**Stated exercise**.
Write out the whole listing again, exactly as given.

— Begin Records shown —

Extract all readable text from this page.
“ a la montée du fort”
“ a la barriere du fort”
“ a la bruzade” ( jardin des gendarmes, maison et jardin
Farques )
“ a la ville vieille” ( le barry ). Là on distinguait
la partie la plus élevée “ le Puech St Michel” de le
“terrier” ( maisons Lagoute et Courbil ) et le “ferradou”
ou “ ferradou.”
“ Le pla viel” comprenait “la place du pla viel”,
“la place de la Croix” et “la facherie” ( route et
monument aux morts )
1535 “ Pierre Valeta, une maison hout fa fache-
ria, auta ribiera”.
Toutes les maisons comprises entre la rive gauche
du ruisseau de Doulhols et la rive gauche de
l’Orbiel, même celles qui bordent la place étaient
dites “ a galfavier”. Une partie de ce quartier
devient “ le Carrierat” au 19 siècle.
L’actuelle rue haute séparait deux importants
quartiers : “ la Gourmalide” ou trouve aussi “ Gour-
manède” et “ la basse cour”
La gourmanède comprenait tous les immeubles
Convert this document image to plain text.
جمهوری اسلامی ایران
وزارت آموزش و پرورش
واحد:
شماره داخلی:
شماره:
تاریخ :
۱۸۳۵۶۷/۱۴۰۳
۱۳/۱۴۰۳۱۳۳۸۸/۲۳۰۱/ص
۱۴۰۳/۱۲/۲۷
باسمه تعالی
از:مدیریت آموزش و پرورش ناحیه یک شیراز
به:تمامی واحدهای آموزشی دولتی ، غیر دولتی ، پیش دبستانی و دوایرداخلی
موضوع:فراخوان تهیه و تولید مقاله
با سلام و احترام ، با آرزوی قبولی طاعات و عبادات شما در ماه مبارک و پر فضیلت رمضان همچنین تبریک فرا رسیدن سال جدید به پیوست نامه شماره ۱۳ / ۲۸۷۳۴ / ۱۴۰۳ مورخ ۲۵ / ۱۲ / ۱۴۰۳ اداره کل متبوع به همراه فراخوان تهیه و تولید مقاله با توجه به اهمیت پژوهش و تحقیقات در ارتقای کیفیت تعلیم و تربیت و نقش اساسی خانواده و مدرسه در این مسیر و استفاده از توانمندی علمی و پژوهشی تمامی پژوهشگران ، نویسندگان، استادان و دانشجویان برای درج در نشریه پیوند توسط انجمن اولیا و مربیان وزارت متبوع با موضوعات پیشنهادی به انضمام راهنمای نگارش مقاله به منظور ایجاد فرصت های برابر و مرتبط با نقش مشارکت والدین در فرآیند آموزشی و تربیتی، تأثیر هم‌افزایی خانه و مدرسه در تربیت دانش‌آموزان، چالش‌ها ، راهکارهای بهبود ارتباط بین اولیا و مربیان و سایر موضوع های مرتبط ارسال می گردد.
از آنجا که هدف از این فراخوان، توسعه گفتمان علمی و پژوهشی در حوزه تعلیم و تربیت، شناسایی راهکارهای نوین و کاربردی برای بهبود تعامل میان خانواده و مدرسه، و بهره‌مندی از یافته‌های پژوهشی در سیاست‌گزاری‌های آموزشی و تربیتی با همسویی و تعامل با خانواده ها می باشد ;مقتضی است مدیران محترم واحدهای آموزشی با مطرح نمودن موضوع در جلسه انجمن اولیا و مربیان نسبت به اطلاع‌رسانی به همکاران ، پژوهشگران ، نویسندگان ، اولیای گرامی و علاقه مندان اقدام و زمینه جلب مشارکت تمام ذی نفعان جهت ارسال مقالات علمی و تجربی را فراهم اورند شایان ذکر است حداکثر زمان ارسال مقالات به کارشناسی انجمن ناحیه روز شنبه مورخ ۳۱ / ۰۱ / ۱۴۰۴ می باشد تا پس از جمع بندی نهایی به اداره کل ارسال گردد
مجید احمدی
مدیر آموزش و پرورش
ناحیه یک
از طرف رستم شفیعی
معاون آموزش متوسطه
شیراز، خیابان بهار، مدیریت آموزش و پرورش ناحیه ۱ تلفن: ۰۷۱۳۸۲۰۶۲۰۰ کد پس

— End Records shown —

**Expected output**.
Extract all readable text from this page.
“ a la montée du fort”
“ a la barriere du fort”
“ a la bruzade” ( jardin des gendarmes, maison et jardin
Farques )
“ a la ville vieille” ( le barry ). Là on distinguait
la partie la plus élevée “ le Puech St Michel” de le
“terrier” ( maisons Lagoute et Courbil ) et le “ferradou”
ou “ ferradou.”
“ Le pla viel” comprenait “la place du pla viel”,
“la place de la Croix” et “la facherie” ( route et
monument aux morts )
1535 “ Pierre Valeta, une maison hout fa fache-
ria, auta ribiera”.
Toutes les maisons comprises entre la rive gauche
du ruisseau de Doulhols et la rive gauche de
l’Orbiel, même celles qui bordent la place étaient
dites “ a galfavier”. Une partie de ce quartier
devient “ le Carrierat” au 19 siècle.
L’actuelle rue haute séparait deux importants
quartiers : “ la Gourmalide” ou trouve aussi “ Gour-
manède” et “ la basse cour”
La gourmanède comprenait tous les immeubles
Convert this document image to plain text.
جمهوری اسلامی ایران
وزارت آموزش و پرورش
واحد:
شماره داخلی:
شماره:
تاریخ :
۱۸۳۵۶۷/۱۴۰۳
۱۳/۱۴۰۳۱۳۳۸۸/۲۳۰۱/ص
۱۴۰۳/۱۲/۲۷
باسمه تعالی
از:مدیریت آموزش و پرورش ناحیه یک شیراز
به:تمامی واحدهای آموزشی دولتی ، غیر دولتی ، پیش دبستانی و دوایرداخلی
موضوع:فراخوان تهیه و تولید مقاله
با سلام و احترام ، با آرزوی قبولی طاعات و عبادات شما در ماه مبارک و پر فضیلت رمضان همچنین تبریک فرا رسیدن سال جدید به پیوست نامه شماره ۱۳ / ۲۸۷۳۴ / ۱۴۰۳ مورخ ۲۵ / ۱۲ / ۱۴۰۳ اداره کل متبوع به همراه فراخوان تهیه و تولید مقاله با توجه به اهمیت پژوهش و تحقیقات در ارتقای کیفیت تعلیم و تربیت و نقش اساسی خانواده و مدرسه در این مسیر و استفاده از توانمندی علمی و پژوهشی تمامی پژوهشگران ، نویسندگان، استادان و دانشجویان برای درج در نشریه پیوند توسط انجمن اولیا و مربیان وزارت متبوع با موضوعات پیشنهادی به انضمام راهنمای نگارش مقاله به منظور ایجاد فرصت های برابر و مرتبط با نقش مشارکت والدین در فرآیند آموزشی و تربیتی، تأثیر هم‌افزایی خانه و مدرسه در تربیت دانش‌آموزان، چالش‌ها ، راهکارهای بهبود ارتباط بین اولیا و مربیان و سایر موضوع های مرتبط ارسال می گردد.
از آنجا که هدف از این فراخوان، توسعه گفتمان علمی و پژوهشی در حوزه تعلیم و تربیت، شناسایی راهکارهای نوین و کاربردی برای بهبود تعامل میان خانواده و مدرسه، و بهره‌مندی از یافته‌های پژوهشی در سیاست‌گزاری‌های آموزشی و تربیتی با همسویی و تعامل با خانواده ها می باشد ;مقتضی است مدیران محترم واحدهای آموزشی با مطرح نمودن موضوع در جلسه انجمن اولیا و مربیان نسبت به اطلاع‌رسانی به همکاران ، پژوهشگران ، نویسندگان ، اولیای گرامی و علاقه مندان اقدام و زمینه جلب مشارکت تمام ذی نفعان جهت ارسال مقالات علمی و تجربی را فراهم اورند شایان ذکر است حداکثر زمان ارسال مقالات به کارشناسی انجمن ناحیه روز شنبه مورخ ۳۱ / ۰۱ / ۱۴۰۴ می باشد تا پس از جمع بندی نهایی به اداره کل ارسال گردد
مجید احمدی
مدیر آموزش و پرورش
ناحیه یک
از طرف رستم شفیعی
معاون آموزش متوسطه
شیراز، خیابان بهار، مدیریت آموزش و پرورش ناحیه ۱ تلفن: ۰۷۱۳۸۲۰۶۲۰۰ کد پس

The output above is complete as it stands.